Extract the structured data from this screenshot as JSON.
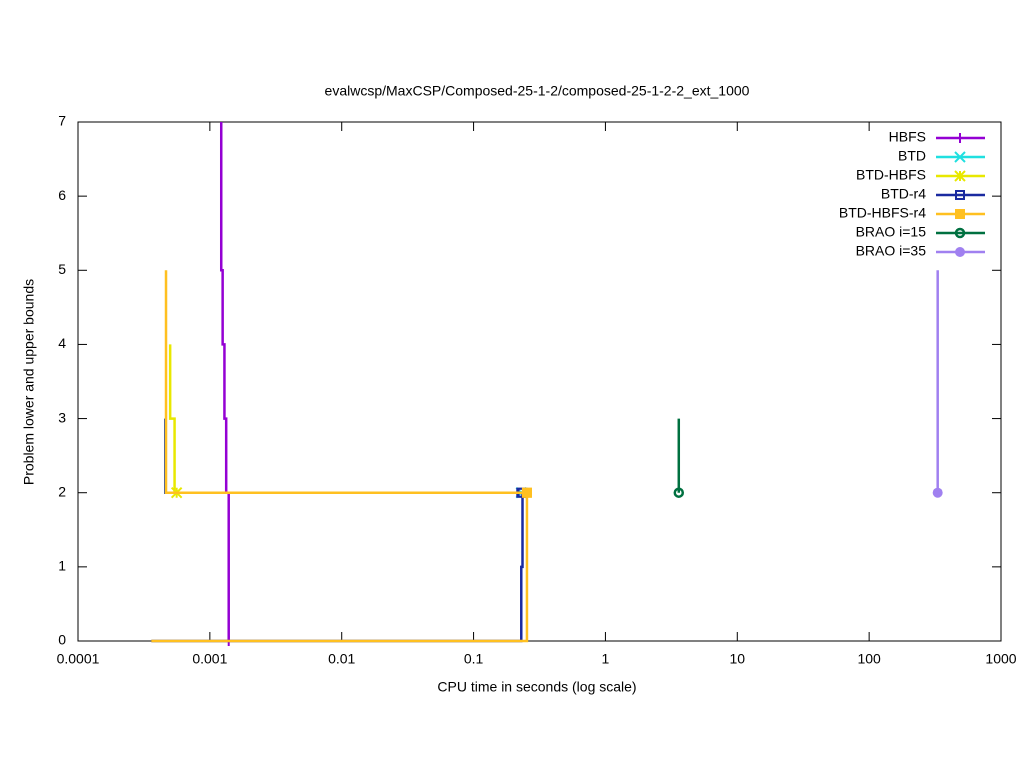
{
  "chart_data": {
    "type": "line",
    "title": "evalwcsp/MaxCSP/Composed-25-1-2/composed-25-1-2-2_ext_1000",
    "x_label": "CPU time in seconds (log scale)",
    "y_label": "Problem lower and upper bounds",
    "xscale": "log",
    "xlim": [
      0.0001,
      1000
    ],
    "ylim": [
      0,
      7
    ],
    "xticks": [
      0.0001,
      0.001,
      0.01,
      0.1,
      1,
      10,
      100,
      1000
    ],
    "yticks": [
      0,
      1,
      2,
      3,
      4,
      5,
      6,
      7
    ],
    "legend": "top-right",
    "series": [
      {
        "name": "HBFS",
        "color": "#9400d3",
        "marker": "plus",
        "x": [
          0.00122,
          0.00122,
          0.00125,
          0.00125,
          0.00129,
          0.00129,
          0.00133,
          0.00133,
          0.00139,
          0.00139
        ],
        "values": [
          7,
          5,
          5,
          4,
          4,
          3,
          3,
          2,
          2,
          0
        ]
      },
      {
        "name": "BTD",
        "color": "#20e0e0",
        "marker": "cross",
        "x": [
          0.00046,
          0.00046,
          0.23
        ],
        "values": [
          3,
          2,
          2
        ]
      },
      {
        "name": "BTD-HBFS",
        "color": "#e8e800",
        "marker": "star",
        "x": [
          0.0005,
          0.0005,
          0.00054,
          0.00054,
          0.00056
        ],
        "values": [
          4,
          3,
          3,
          2,
          2
        ]
      },
      {
        "name": "BTD-r4",
        "color": "#1a2aa0",
        "marker": "square-open",
        "x": [
          0.00046,
          0.00046,
          0.23,
          null,
          0.00036,
          0.23,
          0.23,
          0.235,
          0.235
        ],
        "values": [
          3,
          2,
          2,
          null,
          0,
          0,
          1,
          1,
          2
        ]
      },
      {
        "name": "BTD-HBFS-r4",
        "color": "#ffc020",
        "marker": "square",
        "x": [
          0.000465,
          0.000465,
          0.254,
          null,
          0.00036,
          0.254,
          0.254
        ],
        "values": [
          5,
          2,
          2,
          null,
          0,
          0,
          2
        ]
      },
      {
        "name": "BRAO i=15",
        "color": "#007040",
        "marker": "circle-open",
        "x": [
          3.6,
          3.6
        ],
        "values": [
          3,
          2
        ]
      },
      {
        "name": "BRAO i=35",
        "color": "#a080f0",
        "marker": "circle",
        "x": [
          331,
          331
        ],
        "values": [
          5,
          2
        ]
      }
    ]
  }
}
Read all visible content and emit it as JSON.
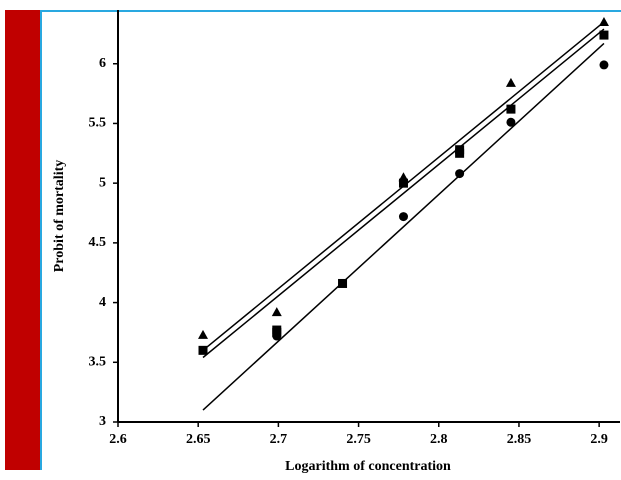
{
  "chart_data": {
    "type": "scatter",
    "x_label": "Logarithm of concentration",
    "y_label": "Probit of mortality",
    "xlim": [
      2.6,
      2.913
    ],
    "ylim": [
      3,
      6.45
    ],
    "xticks": [
      2.6,
      2.65,
      2.7,
      2.75,
      2.8,
      2.85,
      2.9
    ],
    "yticks": [
      3,
      3.5,
      4,
      4.5,
      5,
      5.5,
      6
    ],
    "series": [
      {
        "marker": "triangle",
        "color": "#000000",
        "x": [
          2.653,
          2.699,
          2.778,
          2.845,
          2.903
        ],
        "values": [
          3.73,
          3.92,
          5.05,
          5.84,
          6.35
        ]
      },
      {
        "marker": "square",
        "color": "#000000",
        "x": [
          2.653,
          2.699,
          2.699,
          2.74,
          2.778,
          2.813,
          2.813,
          2.845,
          2.903
        ],
        "values": [
          3.6,
          3.77,
          3.75,
          4.16,
          5.0,
          5.28,
          5.25,
          5.62,
          6.24
        ]
      },
      {
        "marker": "circle",
        "color": "#000000",
        "x": [
          2.699,
          2.778,
          2.813,
          2.845,
          2.903
        ],
        "values": [
          3.72,
          4.72,
          5.08,
          5.51,
          5.99
        ]
      }
    ],
    "fit_lines": [
      {
        "color": "#000000",
        "x": [
          2.653,
          2.903
        ],
        "values": [
          3.6,
          6.35
        ]
      },
      {
        "color": "#000000",
        "x": [
          2.653,
          2.903
        ],
        "values": [
          3.54,
          6.29
        ]
      },
      {
        "color": "#000000",
        "x": [
          2.653,
          2.903
        ],
        "values": [
          3.1,
          6.17
        ]
      }
    ]
  }
}
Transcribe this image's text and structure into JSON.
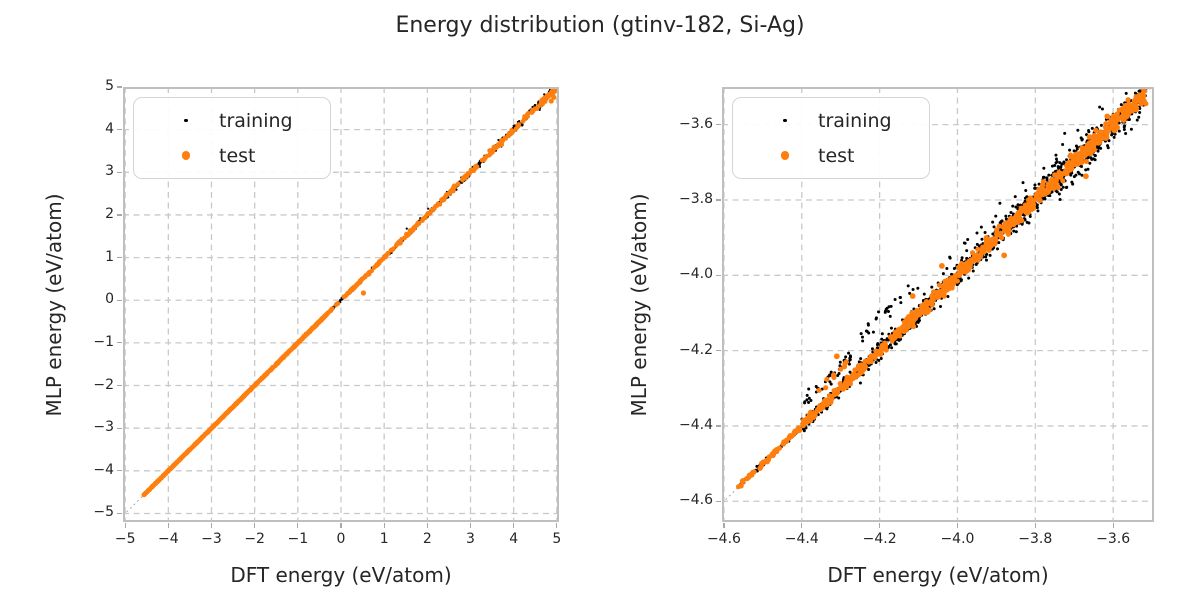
{
  "figure_title": "Energy distribution (gtinv-182, Si-Ag)",
  "colors": {
    "background": "#ffffff",
    "text": "#262626",
    "grid": "#c9c9c9",
    "frame": "#bfbfbf",
    "tick": "#a8a8a8",
    "ref_line": "#a0a0a0",
    "training": "#000000",
    "test": "#ff7f0e"
  },
  "chart_data": [
    {
      "id": "overview",
      "type": "scatter",
      "title": "",
      "xlabel": "DFT energy (eV/atom)",
      "ylabel": "MLP energy (eV/atom)",
      "xlim": [
        -5.05,
        5.05
      ],
      "ylim": [
        -5.2,
        5.0
      ],
      "grid": true,
      "legend_position": "upper-left",
      "xtick_values": [
        -5,
        -4,
        -3,
        -2,
        -1,
        0,
        1,
        2,
        3,
        4,
        5
      ],
      "xtick_labels": [
        "−5",
        "−4",
        "−3",
        "−2",
        "−1",
        "0",
        "1",
        "2",
        "3",
        "4",
        "5"
      ],
      "ytick_values": [
        -5,
        -4,
        -3,
        -2,
        -1,
        0,
        1,
        2,
        3,
        4,
        5
      ],
      "ytick_labels": [
        "−5",
        "−4",
        "−3",
        "−2",
        "−1",
        "0",
        "1",
        "2",
        "3",
        "4",
        "5"
      ],
      "ref_line": {
        "kind": "y=x",
        "color": "#a0a0a0",
        "dash": [
          2,
          3
        ]
      },
      "series": [
        {
          "name": "training",
          "color": "#000000",
          "marker_radius": 1.1,
          "legend_radius": 1.7,
          "seed": 7,
          "clusters": [
            {
              "n": 520,
              "x": [
                -4.58,
                -0.3
              ],
              "sigma": [
                0.005,
                0.012
              ]
            },
            {
              "n": 650,
              "x": [
                -0.3,
                4.55
              ],
              "sigma": [
                0.012,
                0.045
              ]
            },
            {
              "n": 85,
              "x": [
                4.55,
                4.99
              ],
              "sigma": [
                0.05,
                0.05
              ]
            },
            {
              "n": 12,
              "x": [
                1.2,
                4.4
              ],
              "sigma": [
                0.08,
                0.08
              ]
            }
          ],
          "outlier_points": []
        },
        {
          "name": "test",
          "color": "#ff7f0e",
          "marker_radius": 2.3,
          "legend_radius": 4.2,
          "seed": 13,
          "clusters": [
            {
              "n": 900,
              "x": [
                -4.57,
                -0.3
              ],
              "sigma": [
                0.004,
                0.008
              ]
            },
            {
              "n": 235,
              "x": [
                -0.3,
                4.55
              ],
              "sigma": [
                0.01,
                0.03
              ]
            },
            {
              "n": 35,
              "x": [
                4.55,
                4.97
              ],
              "sigma": [
                0.04,
                0.04
              ]
            }
          ],
          "outlier_points": [
            [
              0.52,
              0.17
            ],
            [
              4.87,
              4.67
            ],
            [
              4.93,
              4.76
            ]
          ]
        }
      ]
    },
    {
      "id": "detail",
      "type": "scatter",
      "title": "",
      "xlabel": "DFT energy (eV/atom)",
      "ylabel": "MLP energy (eV/atom)",
      "xlim": [
        -4.605,
        -3.495
      ],
      "ylim": [
        -4.655,
        -3.5
      ],
      "grid": true,
      "legend_position": "upper-left",
      "xtick_values": [
        -4.6,
        -4.4,
        -4.2,
        -4.0,
        -3.8,
        -3.6
      ],
      "xtick_labels": [
        "−4.6",
        "−4.4",
        "−4.2",
        "−4.0",
        "−3.8",
        "−3.6"
      ],
      "ytick_values": [
        -3.6,
        -3.8,
        -4.0,
        -4.2,
        -4.4,
        -4.6
      ],
      "ytick_labels": [
        "−3.6",
        "−3.8",
        "−4.0",
        "−4.2",
        "−4.4",
        "−4.6"
      ],
      "ref_line": {
        "kind": "y=x",
        "color": "#a0a0a0",
        "dash": [
          2,
          3
        ]
      },
      "series": [
        {
          "name": "training",
          "color": "#000000",
          "marker_radius": 1.5,
          "legend_radius": 1.7,
          "seed": 21,
          "clusters": [
            {
              "n": 90,
              "x": [
                -4.565,
                -4.405
              ],
              "sigma": [
                0.003,
                0.003
              ]
            },
            {
              "n": 170,
              "x": [
                -4.4,
                -4.22
              ],
              "sigma": [
                0.009,
                0.009
              ]
            },
            {
              "n": 1050,
              "x": [
                -4.26,
                -3.515
              ],
              "sigma": [
                0.013,
                0.018
              ],
              "bias": 0.8
            },
            {
              "n": 45,
              "x": [
                -4.395,
                -4.26
              ],
              "dy": 0.058,
              "sigma": [
                0.008,
                0.008
              ]
            },
            {
              "n": 28,
              "x": [
                -4.25,
                -4.1
              ],
              "dy": 0.088,
              "sigma": [
                0.01,
                0.01
              ]
            },
            {
              "n": 40,
              "x": [
                -4.06,
                -3.58
              ],
              "dy": 0.055,
              "sigma": [
                0.022,
                0.022
              ]
            },
            {
              "n": 26,
              "x": [
                -3.74,
                -3.53
              ],
              "dy": -0.042,
              "sigma": [
                0.012,
                0.012
              ]
            }
          ],
          "outlier_points": []
        },
        {
          "name": "test",
          "color": "#ff7f0e",
          "marker_radius": 2.6,
          "legend_radius": 4.2,
          "seed": 33,
          "clusters": [
            {
              "n": 55,
              "x": [
                -4.565,
                -4.405
              ],
              "sigma": [
                0.0028,
                0.0028
              ]
            },
            {
              "n": 110,
              "x": [
                -4.4,
                -4.22
              ],
              "sigma": [
                0.006,
                0.006
              ]
            },
            {
              "n": 620,
              "x": [
                -4.26,
                -3.515
              ],
              "sigma": [
                0.008,
                0.011
              ],
              "bias": 0.8
            },
            {
              "n": 10,
              "x": [
                -4.375,
                -4.285
              ],
              "dy": 0.052,
              "sigma": [
                0.005,
                0.005
              ]
            }
          ],
          "outlier_points": [
            [
              -4.31,
              -4.215
            ],
            [
              -4.115,
              -4.055
            ],
            [
              -4.04,
              -3.975
            ],
            [
              -3.88,
              -3.947
            ],
            [
              -3.67,
              -3.737
            ],
            [
              -3.615,
              -3.578
            ]
          ]
        }
      ]
    }
  ]
}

• • •

▶ [Task]
Pull out each line of the listing that holds the string "this".

▶ [Full output]
Extract the structured data from this screenshot as JSON.
Transcribe this image's text and structure into JSON.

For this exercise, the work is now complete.